» **Task**: Write out the full listing again, exactly as it stands.
-*-
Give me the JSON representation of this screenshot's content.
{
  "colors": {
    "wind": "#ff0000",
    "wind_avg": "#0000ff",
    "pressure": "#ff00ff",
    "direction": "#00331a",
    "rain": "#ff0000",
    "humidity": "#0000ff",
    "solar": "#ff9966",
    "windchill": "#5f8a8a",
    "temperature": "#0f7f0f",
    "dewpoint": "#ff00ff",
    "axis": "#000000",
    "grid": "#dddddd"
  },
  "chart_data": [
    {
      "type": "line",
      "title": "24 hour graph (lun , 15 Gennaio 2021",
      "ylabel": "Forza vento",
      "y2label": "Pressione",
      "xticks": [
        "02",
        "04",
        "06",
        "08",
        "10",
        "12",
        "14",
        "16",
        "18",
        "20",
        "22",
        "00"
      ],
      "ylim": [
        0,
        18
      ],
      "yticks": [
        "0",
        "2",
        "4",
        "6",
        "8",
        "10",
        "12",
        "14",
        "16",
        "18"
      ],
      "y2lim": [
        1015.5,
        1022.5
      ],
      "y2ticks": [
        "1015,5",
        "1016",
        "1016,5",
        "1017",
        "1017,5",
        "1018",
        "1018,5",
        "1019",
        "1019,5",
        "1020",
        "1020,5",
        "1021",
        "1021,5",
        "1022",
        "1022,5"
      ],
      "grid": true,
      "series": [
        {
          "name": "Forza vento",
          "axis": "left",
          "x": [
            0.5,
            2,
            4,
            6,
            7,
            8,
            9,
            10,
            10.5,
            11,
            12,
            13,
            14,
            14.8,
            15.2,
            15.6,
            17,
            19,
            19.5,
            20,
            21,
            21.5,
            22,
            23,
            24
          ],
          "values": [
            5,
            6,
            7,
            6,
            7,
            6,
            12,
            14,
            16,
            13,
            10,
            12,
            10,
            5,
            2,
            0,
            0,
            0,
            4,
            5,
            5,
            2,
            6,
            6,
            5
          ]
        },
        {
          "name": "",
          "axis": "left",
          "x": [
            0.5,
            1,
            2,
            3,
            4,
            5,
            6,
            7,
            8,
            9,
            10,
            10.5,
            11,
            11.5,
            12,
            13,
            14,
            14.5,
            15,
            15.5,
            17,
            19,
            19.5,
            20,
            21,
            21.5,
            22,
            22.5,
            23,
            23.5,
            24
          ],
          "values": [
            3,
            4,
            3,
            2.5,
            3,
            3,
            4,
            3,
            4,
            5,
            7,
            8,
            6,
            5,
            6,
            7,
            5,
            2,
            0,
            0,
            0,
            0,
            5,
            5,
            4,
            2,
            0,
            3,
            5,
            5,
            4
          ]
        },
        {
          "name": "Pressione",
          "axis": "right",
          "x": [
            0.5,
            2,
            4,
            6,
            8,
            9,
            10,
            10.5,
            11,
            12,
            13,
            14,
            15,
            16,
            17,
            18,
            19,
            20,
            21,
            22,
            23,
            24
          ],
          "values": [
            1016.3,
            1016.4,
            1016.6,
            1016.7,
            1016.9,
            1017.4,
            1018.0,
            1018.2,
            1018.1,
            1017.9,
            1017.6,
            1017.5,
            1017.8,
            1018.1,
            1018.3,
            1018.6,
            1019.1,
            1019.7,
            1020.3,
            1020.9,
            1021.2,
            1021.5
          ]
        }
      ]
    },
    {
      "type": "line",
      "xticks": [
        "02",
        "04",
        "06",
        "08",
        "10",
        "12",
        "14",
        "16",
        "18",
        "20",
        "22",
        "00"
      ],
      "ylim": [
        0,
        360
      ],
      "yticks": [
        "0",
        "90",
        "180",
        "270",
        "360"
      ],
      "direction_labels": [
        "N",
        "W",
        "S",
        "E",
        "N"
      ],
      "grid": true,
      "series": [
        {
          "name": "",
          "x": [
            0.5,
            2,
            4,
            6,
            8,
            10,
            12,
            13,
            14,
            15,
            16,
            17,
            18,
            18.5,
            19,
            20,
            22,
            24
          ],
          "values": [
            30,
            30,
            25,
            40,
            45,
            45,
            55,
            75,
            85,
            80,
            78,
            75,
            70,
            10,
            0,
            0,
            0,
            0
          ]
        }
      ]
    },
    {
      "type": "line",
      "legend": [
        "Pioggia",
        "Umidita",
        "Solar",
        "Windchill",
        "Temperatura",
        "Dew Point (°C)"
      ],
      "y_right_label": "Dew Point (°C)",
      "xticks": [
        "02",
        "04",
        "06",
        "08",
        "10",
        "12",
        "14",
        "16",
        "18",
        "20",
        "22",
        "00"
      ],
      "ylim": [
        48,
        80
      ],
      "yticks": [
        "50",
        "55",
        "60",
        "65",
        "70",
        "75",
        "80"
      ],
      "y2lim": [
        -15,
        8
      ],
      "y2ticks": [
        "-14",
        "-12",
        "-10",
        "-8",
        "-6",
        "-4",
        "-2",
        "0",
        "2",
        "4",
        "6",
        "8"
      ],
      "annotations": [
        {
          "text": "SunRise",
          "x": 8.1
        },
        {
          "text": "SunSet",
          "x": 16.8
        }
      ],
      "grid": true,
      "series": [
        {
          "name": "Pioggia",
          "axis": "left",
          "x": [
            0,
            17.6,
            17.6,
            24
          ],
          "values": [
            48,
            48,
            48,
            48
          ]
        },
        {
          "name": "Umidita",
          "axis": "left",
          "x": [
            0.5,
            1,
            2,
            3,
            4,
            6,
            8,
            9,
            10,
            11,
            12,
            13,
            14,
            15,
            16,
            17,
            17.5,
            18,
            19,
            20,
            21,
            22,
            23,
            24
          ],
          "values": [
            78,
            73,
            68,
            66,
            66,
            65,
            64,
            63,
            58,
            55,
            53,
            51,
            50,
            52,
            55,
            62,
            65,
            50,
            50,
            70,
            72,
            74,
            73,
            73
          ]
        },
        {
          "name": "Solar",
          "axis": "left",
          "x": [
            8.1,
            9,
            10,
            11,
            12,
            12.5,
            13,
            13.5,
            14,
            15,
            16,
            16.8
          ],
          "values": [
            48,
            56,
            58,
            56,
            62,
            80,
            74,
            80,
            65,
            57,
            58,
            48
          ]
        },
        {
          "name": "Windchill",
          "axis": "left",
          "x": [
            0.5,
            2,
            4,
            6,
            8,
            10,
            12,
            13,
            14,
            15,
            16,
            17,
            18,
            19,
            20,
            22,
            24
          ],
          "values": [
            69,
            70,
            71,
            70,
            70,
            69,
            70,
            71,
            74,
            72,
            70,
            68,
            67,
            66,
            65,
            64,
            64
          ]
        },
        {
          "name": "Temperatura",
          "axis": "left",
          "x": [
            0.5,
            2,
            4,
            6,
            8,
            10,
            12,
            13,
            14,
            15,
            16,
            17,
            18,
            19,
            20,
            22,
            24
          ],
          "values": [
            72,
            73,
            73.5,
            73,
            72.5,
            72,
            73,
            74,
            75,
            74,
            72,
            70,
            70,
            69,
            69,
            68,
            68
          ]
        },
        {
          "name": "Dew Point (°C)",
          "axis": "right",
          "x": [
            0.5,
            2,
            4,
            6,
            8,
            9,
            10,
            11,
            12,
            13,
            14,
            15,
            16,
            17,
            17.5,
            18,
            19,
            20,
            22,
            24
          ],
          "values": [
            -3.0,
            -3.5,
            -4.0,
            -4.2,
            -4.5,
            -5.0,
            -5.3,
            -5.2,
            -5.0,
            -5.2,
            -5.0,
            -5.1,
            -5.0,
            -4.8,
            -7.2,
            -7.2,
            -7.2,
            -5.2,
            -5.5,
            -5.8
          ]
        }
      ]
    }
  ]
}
-*-
» **The solution**:
Give me the JSON representation of this screenshot's content.
{
  "colors": {
    "wind": "#ff0000",
    "wind_avg": "#0000ff",
    "pressure": "#ff00ff",
    "direction": "#00331a",
    "rain": "#ff0000",
    "humidity": "#0000ff",
    "solar": "#ff9966",
    "windchill": "#5f8a8a",
    "temperature": "#0f7f0f",
    "dewpoint": "#ff00ff",
    "axis": "#000000",
    "grid": "#dddddd"
  },
  "chart_data": [
    {
      "type": "line",
      "title": "24 hour graph (lun , 15 Gennaio 2021",
      "ylabel": "Forza vento",
      "y2label": "Pressione",
      "xticks": [
        "02",
        "04",
        "06",
        "08",
        "10",
        "12",
        "14",
        "16",
        "18",
        "20",
        "22",
        "00"
      ],
      "ylim": [
        0,
        18
      ],
      "yticks": [
        "0",
        "2",
        "4",
        "6",
        "8",
        "10",
        "12",
        "14",
        "16",
        "18"
      ],
      "y2lim": [
        1015.5,
        1022.5
      ],
      "y2ticks": [
        "1015,5",
        "1016",
        "1016,5",
        "1017",
        "1017,5",
        "1018",
        "1018,5",
        "1019",
        "1019,5",
        "1020",
        "1020,5",
        "1021",
        "1021,5",
        "1022",
        "1022,5"
      ],
      "grid": true,
      "series": [
        {
          "name": "Forza vento",
          "axis": "left",
          "x": [
            0.5,
            2,
            4,
            6,
            7,
            8,
            9,
            10,
            10.5,
            11,
            12,
            13,
            14,
            14.8,
            15.2,
            15.6,
            17,
            19,
            19.5,
            20,
            21,
            21.5,
            22,
            23,
            24
          ],
          "values": [
            5,
            6,
            7,
            6,
            7,
            6,
            12,
            14,
            16,
            13,
            10,
            12,
            10,
            5,
            2,
            0,
            0,
            0,
            4,
            5,
            5,
            2,
            6,
            6,
            5
          ]
        },
        {
          "name": "",
          "axis": "left",
          "x": [
            0.5,
            1,
            2,
            3,
            4,
            5,
            6,
            7,
            8,
            9,
            10,
            10.5,
            11,
            11.5,
            12,
            13,
            14,
            14.5,
            15,
            15.5,
            17,
            19,
            19.5,
            20,
            21,
            21.5,
            22,
            22.5,
            23,
            23.5,
            24
          ],
          "values": [
            3,
            4,
            3,
            2.5,
            3,
            3,
            4,
            3,
            4,
            5,
            7,
            8,
            6,
            5,
            6,
            7,
            5,
            2,
            0,
            0,
            0,
            0,
            5,
            5,
            4,
            2,
            0,
            3,
            5,
            5,
            4
          ]
        },
        {
          "name": "Pressione",
          "axis": "right",
          "x": [
            0.5,
            2,
            4,
            6,
            8,
            9,
            10,
            10.5,
            11,
            12,
            13,
            14,
            15,
            16,
            17,
            18,
            19,
            20,
            21,
            22,
            23,
            24
          ],
          "values": [
            1016.3,
            1016.4,
            1016.6,
            1016.7,
            1016.9,
            1017.4,
            1018.0,
            1018.2,
            1018.1,
            1017.9,
            1017.6,
            1017.5,
            1017.8,
            1018.1,
            1018.3,
            1018.6,
            1019.1,
            1019.7,
            1020.3,
            1020.9,
            1021.2,
            1021.5
          ]
        }
      ]
    },
    {
      "type": "line",
      "xticks": [
        "02",
        "04",
        "06",
        "08",
        "10",
        "12",
        "14",
        "16",
        "18",
        "20",
        "22",
        "00"
      ],
      "ylim": [
        0,
        360
      ],
      "yticks": [
        "0",
        "90",
        "180",
        "270",
        "360"
      ],
      "direction_labels": [
        "N",
        "W",
        "S",
        "E",
        "N"
      ],
      "grid": true,
      "series": [
        {
          "name": "",
          "x": [
            0.5,
            2,
            4,
            6,
            8,
            10,
            12,
            13,
            14,
            15,
            16,
            17,
            18,
            18.5,
            19,
            20,
            22,
            24
          ],
          "values": [
            30,
            30,
            25,
            40,
            45,
            45,
            55,
            75,
            85,
            80,
            78,
            75,
            70,
            10,
            0,
            0,
            0,
            0
          ]
        }
      ]
    },
    {
      "type": "line",
      "legend": [
        "Pioggia",
        "Umidita",
        "Solar",
        "Windchill",
        "Temperatura",
        "Dew Point (°C)"
      ],
      "y_right_label": "Dew Point (°C)",
      "xticks": [
        "02",
        "04",
        "06",
        "08",
        "10",
        "12",
        "14",
        "16",
        "18",
        "20",
        "22",
        "00"
      ],
      "ylim": [
        48,
        80
      ],
      "yticks": [
        "50",
        "55",
        "60",
        "65",
        "70",
        "75",
        "80"
      ],
      "y2lim": [
        -15,
        8
      ],
      "y2ticks": [
        "-14",
        "-12",
        "-10",
        "-8",
        "-6",
        "-4",
        "-2",
        "0",
        "2",
        "4",
        "6",
        "8"
      ],
      "annotations": [
        {
          "text": "SunRise",
          "x": 8.1
        },
        {
          "text": "SunSet",
          "x": 16.8
        }
      ],
      "grid": true,
      "series": [
        {
          "name": "Pioggia",
          "axis": "left",
          "x": [
            0,
            17.6,
            17.6,
            24
          ],
          "values": [
            48,
            48,
            48,
            48
          ]
        },
        {
          "name": "Umidita",
          "axis": "left",
          "x": [
            0.5,
            1,
            2,
            3,
            4,
            6,
            8,
            9,
            10,
            11,
            12,
            13,
            14,
            15,
            16,
            17,
            17.5,
            18,
            19,
            20,
            21,
            22,
            23,
            24
          ],
          "values": [
            78,
            73,
            68,
            66,
            66,
            65,
            64,
            63,
            58,
            55,
            53,
            51,
            50,
            52,
            55,
            62,
            65,
            50,
            50,
            70,
            72,
            74,
            73,
            73
          ]
        },
        {
          "name": "Solar",
          "axis": "left",
          "x": [
            8.1,
            9,
            10,
            11,
            12,
            12.5,
            13,
            13.5,
            14,
            15,
            16,
            16.8
          ],
          "values": [
            48,
            56,
            58,
            56,
            62,
            80,
            74,
            80,
            65,
            57,
            58,
            48
          ]
        },
        {
          "name": "Windchill",
          "axis": "left",
          "x": [
            0.5,
            2,
            4,
            6,
            8,
            10,
            12,
            13,
            14,
            15,
            16,
            17,
            18,
            19,
            20,
            22,
            24
          ],
          "values": [
            69,
            70,
            71,
            70,
            70,
            69,
            70,
            71,
            74,
            72,
            70,
            68,
            67,
            66,
            65,
            64,
            64
          ]
        },
        {
          "name": "Temperatura",
          "axis": "left",
          "x": [
            0.5,
            2,
            4,
            6,
            8,
            10,
            12,
            13,
            14,
            15,
            16,
            17,
            18,
            19,
            20,
            22,
            24
          ],
          "values": [
            72,
            73,
            73.5,
            73,
            72.5,
            72,
            73,
            74,
            75,
            74,
            72,
            70,
            70,
            69,
            69,
            68,
            68
          ]
        },
        {
          "name": "Dew Point (°C)",
          "axis": "right",
          "x": [
            0.5,
            2,
            4,
            6,
            8,
            9,
            10,
            11,
            12,
            13,
            14,
            15,
            16,
            17,
            17.5,
            18,
            19,
            20,
            22,
            24
          ],
          "values": [
            -3.0,
            -3.5,
            -4.0,
            -4.2,
            -4.5,
            -5.0,
            -5.3,
            -5.2,
            -5.0,
            -5.2,
            -5.0,
            -5.1,
            -5.0,
            -4.8,
            -7.2,
            -7.2,
            -7.2,
            -5.2,
            -5.5,
            -5.8
          ]
        }
      ]
    }
  ]
}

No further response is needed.